--- EXERCISE OBJECTIVE ---
Could you output the listing word for word, from its first line through the line containing "footer-separator-line: [49, 227, 146, 228]", with both of those lines included?

BEGIN RECORD EXCERPTS

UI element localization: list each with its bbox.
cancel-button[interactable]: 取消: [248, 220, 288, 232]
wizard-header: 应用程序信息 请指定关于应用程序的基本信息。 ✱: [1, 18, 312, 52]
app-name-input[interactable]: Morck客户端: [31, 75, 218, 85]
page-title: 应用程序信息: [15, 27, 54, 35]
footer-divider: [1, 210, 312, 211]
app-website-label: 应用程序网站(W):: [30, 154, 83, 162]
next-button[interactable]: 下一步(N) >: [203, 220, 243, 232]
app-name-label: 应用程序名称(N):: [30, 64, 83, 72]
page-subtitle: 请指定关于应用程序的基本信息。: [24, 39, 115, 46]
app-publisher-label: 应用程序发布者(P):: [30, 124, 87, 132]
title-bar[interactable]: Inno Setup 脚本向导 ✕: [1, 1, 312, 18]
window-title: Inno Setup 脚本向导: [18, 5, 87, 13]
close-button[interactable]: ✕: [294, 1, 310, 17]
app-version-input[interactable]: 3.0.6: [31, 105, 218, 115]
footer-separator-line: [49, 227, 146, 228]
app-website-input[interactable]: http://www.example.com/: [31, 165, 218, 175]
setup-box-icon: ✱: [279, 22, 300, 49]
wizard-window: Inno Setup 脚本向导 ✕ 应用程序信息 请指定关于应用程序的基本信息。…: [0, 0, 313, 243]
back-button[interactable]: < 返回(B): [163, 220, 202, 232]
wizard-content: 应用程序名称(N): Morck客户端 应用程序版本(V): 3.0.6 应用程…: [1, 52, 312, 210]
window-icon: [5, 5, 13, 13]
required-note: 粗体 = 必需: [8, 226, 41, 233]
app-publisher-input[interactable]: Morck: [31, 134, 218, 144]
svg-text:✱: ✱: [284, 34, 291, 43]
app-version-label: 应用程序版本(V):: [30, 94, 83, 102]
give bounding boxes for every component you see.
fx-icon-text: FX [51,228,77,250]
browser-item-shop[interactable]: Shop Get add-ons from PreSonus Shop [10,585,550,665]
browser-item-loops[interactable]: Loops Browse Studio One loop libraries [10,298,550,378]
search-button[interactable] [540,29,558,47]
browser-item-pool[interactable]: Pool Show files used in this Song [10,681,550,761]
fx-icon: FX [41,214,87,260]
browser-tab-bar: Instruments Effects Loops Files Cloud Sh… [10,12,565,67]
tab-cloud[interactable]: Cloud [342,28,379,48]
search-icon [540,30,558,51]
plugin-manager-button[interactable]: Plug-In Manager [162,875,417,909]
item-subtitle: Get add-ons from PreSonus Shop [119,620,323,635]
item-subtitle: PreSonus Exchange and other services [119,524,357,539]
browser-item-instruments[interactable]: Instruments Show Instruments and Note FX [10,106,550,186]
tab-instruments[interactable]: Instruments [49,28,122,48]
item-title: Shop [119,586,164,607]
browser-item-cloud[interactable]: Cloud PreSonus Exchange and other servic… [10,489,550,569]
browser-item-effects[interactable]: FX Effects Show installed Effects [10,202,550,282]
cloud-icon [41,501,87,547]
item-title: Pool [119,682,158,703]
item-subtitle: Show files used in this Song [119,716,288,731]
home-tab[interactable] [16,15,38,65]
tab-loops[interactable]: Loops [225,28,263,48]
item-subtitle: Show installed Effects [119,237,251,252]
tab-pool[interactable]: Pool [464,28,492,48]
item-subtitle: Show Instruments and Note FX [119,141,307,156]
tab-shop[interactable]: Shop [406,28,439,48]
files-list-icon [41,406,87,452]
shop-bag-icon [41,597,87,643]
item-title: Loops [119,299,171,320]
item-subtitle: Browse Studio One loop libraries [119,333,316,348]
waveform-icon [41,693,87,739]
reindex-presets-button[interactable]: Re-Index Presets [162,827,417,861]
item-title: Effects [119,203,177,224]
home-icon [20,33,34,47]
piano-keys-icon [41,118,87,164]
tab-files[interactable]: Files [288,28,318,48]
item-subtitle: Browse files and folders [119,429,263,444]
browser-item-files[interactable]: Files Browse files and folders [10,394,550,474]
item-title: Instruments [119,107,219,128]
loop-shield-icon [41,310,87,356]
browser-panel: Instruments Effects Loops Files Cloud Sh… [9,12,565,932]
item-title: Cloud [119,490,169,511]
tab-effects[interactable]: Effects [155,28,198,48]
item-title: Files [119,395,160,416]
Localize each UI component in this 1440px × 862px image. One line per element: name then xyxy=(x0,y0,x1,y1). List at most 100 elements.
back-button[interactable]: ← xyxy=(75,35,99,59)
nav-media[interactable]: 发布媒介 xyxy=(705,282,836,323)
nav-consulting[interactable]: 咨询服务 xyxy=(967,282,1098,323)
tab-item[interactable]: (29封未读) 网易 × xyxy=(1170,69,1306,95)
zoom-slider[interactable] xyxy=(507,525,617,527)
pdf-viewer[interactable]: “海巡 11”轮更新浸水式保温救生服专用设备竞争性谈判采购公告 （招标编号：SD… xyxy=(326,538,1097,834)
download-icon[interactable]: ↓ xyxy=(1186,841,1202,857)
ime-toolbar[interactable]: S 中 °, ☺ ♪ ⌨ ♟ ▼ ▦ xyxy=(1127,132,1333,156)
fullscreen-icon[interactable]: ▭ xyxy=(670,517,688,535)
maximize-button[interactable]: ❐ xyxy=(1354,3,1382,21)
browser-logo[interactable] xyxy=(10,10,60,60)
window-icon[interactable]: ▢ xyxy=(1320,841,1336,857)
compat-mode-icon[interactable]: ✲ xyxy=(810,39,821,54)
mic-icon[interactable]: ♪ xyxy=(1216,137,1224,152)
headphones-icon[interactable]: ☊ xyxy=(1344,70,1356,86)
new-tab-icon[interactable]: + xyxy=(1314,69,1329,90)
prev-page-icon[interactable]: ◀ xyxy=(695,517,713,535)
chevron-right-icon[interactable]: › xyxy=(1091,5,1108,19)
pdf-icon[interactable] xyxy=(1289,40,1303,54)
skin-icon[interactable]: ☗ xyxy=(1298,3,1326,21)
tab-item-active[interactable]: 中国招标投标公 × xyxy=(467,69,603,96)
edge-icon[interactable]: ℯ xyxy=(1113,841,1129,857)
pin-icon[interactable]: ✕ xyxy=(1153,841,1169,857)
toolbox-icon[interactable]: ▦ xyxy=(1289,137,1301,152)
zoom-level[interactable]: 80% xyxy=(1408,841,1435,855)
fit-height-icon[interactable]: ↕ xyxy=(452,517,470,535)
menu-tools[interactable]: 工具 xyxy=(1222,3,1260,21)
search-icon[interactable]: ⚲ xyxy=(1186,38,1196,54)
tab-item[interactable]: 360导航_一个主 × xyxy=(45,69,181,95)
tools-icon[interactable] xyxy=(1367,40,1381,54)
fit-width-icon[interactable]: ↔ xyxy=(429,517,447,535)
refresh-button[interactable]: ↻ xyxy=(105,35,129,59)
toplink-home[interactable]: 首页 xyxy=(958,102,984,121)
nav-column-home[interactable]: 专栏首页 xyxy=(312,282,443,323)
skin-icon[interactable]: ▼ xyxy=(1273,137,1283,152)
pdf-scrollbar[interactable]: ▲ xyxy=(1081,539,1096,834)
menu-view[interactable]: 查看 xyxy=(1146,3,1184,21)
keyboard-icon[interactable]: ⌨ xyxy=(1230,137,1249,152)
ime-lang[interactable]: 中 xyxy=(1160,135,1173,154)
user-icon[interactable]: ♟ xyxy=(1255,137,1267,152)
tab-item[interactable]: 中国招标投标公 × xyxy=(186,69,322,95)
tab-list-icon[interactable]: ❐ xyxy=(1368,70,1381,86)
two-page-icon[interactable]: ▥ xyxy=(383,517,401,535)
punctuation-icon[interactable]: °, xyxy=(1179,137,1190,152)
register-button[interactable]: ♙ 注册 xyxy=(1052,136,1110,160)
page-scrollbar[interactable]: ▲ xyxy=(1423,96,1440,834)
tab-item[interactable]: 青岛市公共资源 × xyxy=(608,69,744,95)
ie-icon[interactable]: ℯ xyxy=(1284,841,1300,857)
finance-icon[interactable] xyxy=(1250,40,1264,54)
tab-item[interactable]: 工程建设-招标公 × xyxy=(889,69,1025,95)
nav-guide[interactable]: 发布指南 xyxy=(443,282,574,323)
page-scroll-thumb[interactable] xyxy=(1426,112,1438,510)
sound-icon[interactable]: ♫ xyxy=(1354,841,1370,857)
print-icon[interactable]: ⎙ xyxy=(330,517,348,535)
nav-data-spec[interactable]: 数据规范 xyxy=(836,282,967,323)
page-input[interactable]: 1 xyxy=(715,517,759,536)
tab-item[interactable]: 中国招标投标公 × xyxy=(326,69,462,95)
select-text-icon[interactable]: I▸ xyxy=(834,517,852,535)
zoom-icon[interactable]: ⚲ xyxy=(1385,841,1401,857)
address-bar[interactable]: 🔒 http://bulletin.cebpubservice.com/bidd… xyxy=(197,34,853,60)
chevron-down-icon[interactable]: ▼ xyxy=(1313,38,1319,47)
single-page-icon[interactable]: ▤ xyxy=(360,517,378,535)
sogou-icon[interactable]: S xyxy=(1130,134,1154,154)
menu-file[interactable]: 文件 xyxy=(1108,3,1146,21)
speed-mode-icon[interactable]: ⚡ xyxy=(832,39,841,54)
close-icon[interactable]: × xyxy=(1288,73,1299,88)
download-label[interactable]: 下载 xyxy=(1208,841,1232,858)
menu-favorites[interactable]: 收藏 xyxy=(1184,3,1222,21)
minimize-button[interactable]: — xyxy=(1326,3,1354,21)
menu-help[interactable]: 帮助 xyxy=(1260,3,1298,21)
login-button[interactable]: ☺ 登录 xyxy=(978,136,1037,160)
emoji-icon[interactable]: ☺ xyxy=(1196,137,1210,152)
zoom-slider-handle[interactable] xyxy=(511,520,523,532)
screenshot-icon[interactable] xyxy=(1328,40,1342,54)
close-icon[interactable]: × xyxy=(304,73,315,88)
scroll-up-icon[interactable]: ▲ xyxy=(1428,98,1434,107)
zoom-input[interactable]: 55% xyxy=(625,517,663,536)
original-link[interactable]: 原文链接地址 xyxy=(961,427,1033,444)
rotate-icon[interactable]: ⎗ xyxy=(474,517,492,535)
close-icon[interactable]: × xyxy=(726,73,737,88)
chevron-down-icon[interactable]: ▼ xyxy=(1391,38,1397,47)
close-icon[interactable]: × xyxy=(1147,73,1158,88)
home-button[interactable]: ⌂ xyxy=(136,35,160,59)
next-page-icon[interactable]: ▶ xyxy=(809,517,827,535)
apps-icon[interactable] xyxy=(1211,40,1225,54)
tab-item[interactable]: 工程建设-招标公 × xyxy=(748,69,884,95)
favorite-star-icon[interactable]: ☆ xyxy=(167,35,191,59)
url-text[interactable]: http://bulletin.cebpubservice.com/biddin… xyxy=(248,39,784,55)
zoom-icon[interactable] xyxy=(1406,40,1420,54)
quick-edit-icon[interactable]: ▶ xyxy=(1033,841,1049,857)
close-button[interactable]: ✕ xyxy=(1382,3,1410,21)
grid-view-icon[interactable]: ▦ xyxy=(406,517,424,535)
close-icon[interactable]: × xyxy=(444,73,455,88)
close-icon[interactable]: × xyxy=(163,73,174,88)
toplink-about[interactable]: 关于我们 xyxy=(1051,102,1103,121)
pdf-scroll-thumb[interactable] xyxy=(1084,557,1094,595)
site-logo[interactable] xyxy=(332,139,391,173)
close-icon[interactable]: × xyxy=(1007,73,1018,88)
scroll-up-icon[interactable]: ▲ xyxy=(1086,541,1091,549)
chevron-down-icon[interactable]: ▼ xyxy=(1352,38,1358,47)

END RECORD EXCERPTS

--- TASK SOLUTION ---
UI element localization: list each with its bbox.
cancel-button[interactable]: 取消: [248, 220, 288, 232]
wizard-header: 应用程序信息 请指定关于应用程序的基本信息。 ✱: [1, 18, 312, 52]
app-name-input[interactable]: Morck客户端: [31, 75, 218, 85]
page-title: 应用程序信息: [15, 27, 54, 35]
footer-divider: [1, 210, 312, 211]
app-website-label: 应用程序网站(W):: [30, 154, 83, 162]
next-button[interactable]: 下一步(N) >: [203, 220, 243, 232]
app-name-label: 应用程序名称(N):: [30, 64, 83, 72]
page-subtitle: 请指定关于应用程序的基本信息。: [24, 39, 115, 46]
app-publisher-label: 应用程序发布者(P):: [30, 124, 87, 132]
title-bar[interactable]: Inno Setup 脚本向导 ✕: [1, 1, 312, 18]
window-title: Inno Setup 脚本向导: [18, 5, 87, 13]
close-button[interactable]: ✕: [294, 1, 310, 17]
app-version-input[interactable]: 3.0.6: [31, 105, 218, 115]
footer-separator-line: [49, 227, 146, 228]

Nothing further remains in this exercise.